What to work on - Where the word "Україна" occurs in a line, return that line.

Record excerpts -
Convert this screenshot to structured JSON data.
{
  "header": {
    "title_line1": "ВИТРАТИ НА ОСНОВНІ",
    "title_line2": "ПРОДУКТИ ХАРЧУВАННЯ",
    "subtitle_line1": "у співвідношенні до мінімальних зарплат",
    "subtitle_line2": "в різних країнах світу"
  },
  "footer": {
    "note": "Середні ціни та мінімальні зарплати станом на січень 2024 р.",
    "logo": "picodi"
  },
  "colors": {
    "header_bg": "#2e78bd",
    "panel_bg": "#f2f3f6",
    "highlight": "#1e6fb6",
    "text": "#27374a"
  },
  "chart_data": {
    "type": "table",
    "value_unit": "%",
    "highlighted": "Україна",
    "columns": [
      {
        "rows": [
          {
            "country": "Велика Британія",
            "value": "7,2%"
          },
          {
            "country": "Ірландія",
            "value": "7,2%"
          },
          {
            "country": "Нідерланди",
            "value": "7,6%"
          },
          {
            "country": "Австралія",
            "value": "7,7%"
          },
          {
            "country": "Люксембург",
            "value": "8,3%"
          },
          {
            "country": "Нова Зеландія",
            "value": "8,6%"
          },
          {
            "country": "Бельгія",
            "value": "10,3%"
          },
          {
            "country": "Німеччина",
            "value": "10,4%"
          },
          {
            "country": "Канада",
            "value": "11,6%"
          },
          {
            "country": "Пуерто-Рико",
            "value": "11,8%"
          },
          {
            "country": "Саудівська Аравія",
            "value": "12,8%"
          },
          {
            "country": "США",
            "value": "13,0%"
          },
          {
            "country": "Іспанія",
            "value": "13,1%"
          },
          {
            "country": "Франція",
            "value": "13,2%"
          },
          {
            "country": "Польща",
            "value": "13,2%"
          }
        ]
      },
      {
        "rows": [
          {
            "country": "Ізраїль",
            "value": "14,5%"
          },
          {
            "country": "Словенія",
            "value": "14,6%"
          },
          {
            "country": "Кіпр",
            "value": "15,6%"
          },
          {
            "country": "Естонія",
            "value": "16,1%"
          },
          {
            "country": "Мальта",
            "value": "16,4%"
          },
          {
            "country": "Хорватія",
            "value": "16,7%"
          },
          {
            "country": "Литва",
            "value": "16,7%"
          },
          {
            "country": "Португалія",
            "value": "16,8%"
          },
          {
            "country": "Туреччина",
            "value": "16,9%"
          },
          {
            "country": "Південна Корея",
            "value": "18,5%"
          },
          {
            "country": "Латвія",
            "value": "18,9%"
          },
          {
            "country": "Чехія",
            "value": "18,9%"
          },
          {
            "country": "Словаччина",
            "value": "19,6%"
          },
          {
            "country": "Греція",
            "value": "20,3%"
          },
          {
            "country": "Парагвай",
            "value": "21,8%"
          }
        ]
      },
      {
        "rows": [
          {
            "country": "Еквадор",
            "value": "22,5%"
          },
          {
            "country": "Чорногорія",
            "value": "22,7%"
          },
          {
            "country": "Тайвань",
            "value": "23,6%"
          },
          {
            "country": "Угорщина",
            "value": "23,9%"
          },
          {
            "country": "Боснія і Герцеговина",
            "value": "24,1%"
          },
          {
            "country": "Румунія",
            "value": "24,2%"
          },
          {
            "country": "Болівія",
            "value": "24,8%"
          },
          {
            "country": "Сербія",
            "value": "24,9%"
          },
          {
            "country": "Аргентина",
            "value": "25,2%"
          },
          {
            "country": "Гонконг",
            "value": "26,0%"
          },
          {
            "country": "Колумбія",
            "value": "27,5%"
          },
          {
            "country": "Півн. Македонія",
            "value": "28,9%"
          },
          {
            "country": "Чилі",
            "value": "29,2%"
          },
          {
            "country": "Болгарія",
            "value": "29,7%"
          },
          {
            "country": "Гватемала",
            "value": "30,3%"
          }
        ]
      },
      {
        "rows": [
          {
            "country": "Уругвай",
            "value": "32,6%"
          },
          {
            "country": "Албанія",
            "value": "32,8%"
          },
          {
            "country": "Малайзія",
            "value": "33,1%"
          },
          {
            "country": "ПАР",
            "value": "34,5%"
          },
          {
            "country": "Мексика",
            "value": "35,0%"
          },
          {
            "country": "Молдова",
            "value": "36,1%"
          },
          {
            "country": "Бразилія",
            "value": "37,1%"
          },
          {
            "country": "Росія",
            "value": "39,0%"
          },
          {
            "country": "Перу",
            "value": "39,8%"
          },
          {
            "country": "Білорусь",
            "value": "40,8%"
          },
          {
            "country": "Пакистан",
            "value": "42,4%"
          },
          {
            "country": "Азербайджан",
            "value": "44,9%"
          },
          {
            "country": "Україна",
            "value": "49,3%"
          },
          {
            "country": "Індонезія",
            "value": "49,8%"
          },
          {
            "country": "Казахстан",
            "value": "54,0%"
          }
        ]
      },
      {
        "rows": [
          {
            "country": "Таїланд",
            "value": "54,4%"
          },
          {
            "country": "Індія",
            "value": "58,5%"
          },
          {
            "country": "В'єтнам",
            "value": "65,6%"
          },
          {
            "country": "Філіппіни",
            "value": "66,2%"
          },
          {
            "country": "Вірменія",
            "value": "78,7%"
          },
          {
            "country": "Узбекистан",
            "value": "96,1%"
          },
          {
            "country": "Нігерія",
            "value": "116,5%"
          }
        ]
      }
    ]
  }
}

Full answer -
    "highlighted": "Україна",
            "country": "Україна",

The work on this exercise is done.